>> START Data for the task

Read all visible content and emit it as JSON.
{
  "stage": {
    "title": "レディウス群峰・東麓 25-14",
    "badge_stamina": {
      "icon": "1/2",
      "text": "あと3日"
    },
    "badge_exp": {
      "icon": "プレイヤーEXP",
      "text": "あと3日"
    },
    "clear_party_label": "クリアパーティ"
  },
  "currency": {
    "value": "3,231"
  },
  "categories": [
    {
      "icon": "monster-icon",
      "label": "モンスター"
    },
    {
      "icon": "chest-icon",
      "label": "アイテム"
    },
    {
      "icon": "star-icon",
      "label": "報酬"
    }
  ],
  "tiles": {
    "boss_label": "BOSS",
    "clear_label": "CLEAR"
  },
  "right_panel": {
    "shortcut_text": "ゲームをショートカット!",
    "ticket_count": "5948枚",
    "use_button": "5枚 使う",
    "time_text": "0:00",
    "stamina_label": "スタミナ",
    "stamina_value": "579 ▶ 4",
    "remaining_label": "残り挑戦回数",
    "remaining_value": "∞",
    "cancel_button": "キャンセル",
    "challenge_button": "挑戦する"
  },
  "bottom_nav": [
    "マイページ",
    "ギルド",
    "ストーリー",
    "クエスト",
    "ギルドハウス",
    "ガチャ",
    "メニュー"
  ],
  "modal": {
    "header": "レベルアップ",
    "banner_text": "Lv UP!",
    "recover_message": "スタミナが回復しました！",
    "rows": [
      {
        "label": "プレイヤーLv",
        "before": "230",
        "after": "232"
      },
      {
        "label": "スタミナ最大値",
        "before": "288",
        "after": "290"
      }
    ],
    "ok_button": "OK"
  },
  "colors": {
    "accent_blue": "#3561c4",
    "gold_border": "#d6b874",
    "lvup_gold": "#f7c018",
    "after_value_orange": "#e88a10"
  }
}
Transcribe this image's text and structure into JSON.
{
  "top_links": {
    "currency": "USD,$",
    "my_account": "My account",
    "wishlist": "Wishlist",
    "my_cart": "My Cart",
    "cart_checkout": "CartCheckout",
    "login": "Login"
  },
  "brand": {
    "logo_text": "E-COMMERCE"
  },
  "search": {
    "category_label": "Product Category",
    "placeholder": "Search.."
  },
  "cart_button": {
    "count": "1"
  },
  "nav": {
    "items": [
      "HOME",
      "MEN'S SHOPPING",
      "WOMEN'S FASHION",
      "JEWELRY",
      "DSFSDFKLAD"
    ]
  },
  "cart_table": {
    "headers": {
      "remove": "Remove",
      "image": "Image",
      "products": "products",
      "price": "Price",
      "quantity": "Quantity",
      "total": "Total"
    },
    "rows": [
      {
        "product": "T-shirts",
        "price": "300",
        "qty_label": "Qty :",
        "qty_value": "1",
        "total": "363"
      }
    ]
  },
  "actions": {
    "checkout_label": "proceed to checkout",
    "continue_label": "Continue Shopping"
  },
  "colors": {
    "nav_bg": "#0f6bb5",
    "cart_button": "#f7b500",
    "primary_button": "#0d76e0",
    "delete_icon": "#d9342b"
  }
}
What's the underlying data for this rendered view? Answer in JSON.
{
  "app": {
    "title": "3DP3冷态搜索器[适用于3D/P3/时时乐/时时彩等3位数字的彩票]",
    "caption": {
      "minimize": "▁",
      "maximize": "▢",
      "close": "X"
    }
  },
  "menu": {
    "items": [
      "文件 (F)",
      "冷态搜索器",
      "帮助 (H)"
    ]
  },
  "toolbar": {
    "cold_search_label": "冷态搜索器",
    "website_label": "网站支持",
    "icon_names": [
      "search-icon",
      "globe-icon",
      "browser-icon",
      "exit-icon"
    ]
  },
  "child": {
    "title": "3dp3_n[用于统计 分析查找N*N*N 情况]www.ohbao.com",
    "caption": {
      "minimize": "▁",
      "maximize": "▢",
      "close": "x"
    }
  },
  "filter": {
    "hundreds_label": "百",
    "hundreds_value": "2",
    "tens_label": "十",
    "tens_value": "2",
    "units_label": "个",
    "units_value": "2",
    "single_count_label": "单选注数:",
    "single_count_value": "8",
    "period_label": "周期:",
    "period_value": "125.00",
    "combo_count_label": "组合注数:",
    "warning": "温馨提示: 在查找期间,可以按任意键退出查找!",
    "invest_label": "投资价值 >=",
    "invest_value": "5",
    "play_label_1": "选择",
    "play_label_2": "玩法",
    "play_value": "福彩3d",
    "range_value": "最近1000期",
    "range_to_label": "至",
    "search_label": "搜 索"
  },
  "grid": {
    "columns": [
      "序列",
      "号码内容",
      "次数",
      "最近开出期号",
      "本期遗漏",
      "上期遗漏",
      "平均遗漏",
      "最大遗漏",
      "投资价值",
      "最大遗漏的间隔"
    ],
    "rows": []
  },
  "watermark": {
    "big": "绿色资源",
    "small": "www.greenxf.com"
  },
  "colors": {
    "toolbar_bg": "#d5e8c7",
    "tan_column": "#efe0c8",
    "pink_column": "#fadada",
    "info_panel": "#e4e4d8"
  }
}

>> END Data for the task

What you will do =
Beginning at the line that holds "What's the underlying", reproduce each line of the records above down to and including the last one.

Output below =
What's the underlying data for this rendered view? Answer in JSON.
{
  "app": {
    "title": "3DP3冷态搜索器[适用于3D/P3/时时乐/时时彩等3位数字的彩票]",
    "caption": {
      "minimize": "▁",
      "maximize": "▢",
      "close": "X"
    }
  },
  "menu": {
    "items": [
      "文件 (F)",
      "冷态搜索器",
      "帮助 (H)"
    ]
  },
  "toolbar": {
    "cold_search_label": "冷态搜索器",
    "website_label": "网站支持",
    "icon_names": [
      "search-icon",
      "globe-icon",
      "browser-icon",
      "exit-icon"
    ]
  },
  "child": {
    "title": "3dp3_n[用于统计 分析查找N*N*N 情况]www.ohbao.com",
    "caption": {
      "minimize": "▁",
      "maximize": "▢",
      "close": "x"
    }
  },
  "filter": {
    "hundreds_label": "百",
    "hundreds_value": "2",
    "tens_label": "十",
    "tens_value": "2",
    "units_label": "个",
    "units_value": "2",
    "single_count_label": "单选注数:",
    "single_count_value": "8",
    "period_label": "周期:",
    "period_value": "125.00",
    "combo_count_label": "组合注数:",
    "warning": "温馨提示: 在查找期间,可以按任意键退出查找!",
    "invest_label": "投资价值 >=",
    "invest_value": "5",
    "play_label_1": "选择",
    "play_label_2": "玩法",
    "play_value": "福彩3d",
    "range_value": "最近1000期",
    "range_to_label": "至",
    "search_label": "搜 索"
  },
  "grid": {
    "columns": [
      "序列",
      "号码内容",
      "次数",
      "最近开出期号",
      "本期遗漏",
      "上期遗漏",
      "平均遗漏",
      "最大遗漏",
      "投资价值",
      "最大遗漏的间隔"
    ],
    "rows": []
  },
  "watermark": {
    "big": "绿色资源",
    "small": "www.greenxf.com"
  },
  "colors": {
    "toolbar_bg": "#d5e8c7",
    "tan_column": "#efe0c8",
    "pink_column": "#fadada",
    "info_panel": "#e4e4d8"
  }
}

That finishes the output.